* start DATA SHOWN *

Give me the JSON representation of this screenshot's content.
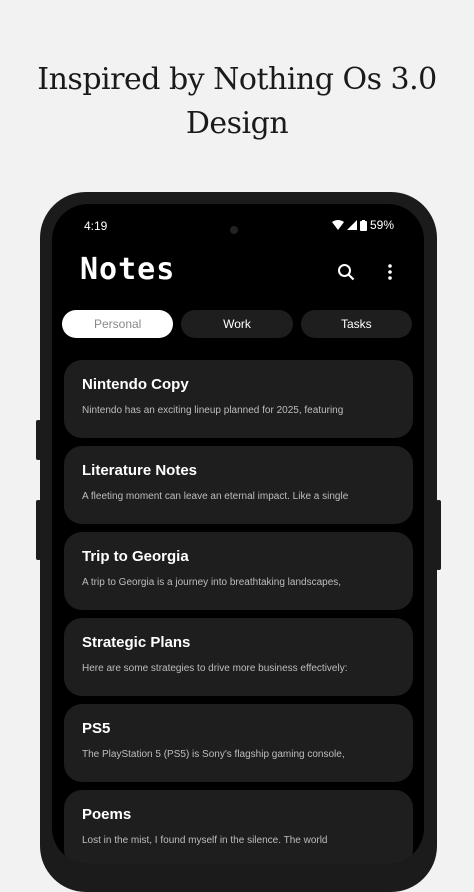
{
  "headline": {
    "line1": "Inspired by Nothing Os 3.0",
    "line2": "Design"
  },
  "status": {
    "time": "4:19",
    "battery": "59%"
  },
  "app": {
    "title": "Notes"
  },
  "tabs": [
    {
      "label": "Personal",
      "active": true
    },
    {
      "label": "Work",
      "active": false
    },
    {
      "label": "Tasks",
      "active": false
    }
  ],
  "notes": [
    {
      "title": "Nintendo Copy",
      "body": "Nintendo has an exciting lineup planned for 2025, featuring"
    },
    {
      "title": "Literature Notes",
      "body": "A fleeting moment can leave an eternal impact. Like a single"
    },
    {
      "title": "Trip to Georgia",
      "body": "A trip to Georgia is a journey into breathtaking landscapes,"
    },
    {
      "title": "Strategic Plans",
      "body": "Here are some strategies to drive more business effectively:"
    },
    {
      "title": "PS5",
      "body": "The PlayStation 5 (PS5) is Sony's flagship gaming console,"
    },
    {
      "title": "Poems",
      "body": "Lost in the mist, I found myself in the silence. The world"
    }
  ],
  "icons": {
    "search": "search-icon",
    "menu": "more-vertical-icon"
  },
  "colors": {
    "background": "#f2f2f2",
    "phone": "#1b1b1b",
    "screen": "#000000",
    "card": "#1e1e1e",
    "active_tab": "#ffffff"
  }
}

* end DATA SHOWN *

YOUR INSTRUCTIONS :: Identify the lines in the entries that hold "Nintendo" and return each one.

ANSWER TO THE TASK ::
      "title": "Nintendo Copy",
      "body": "Nintendo has an exciting lineup planned for 2025, featuring"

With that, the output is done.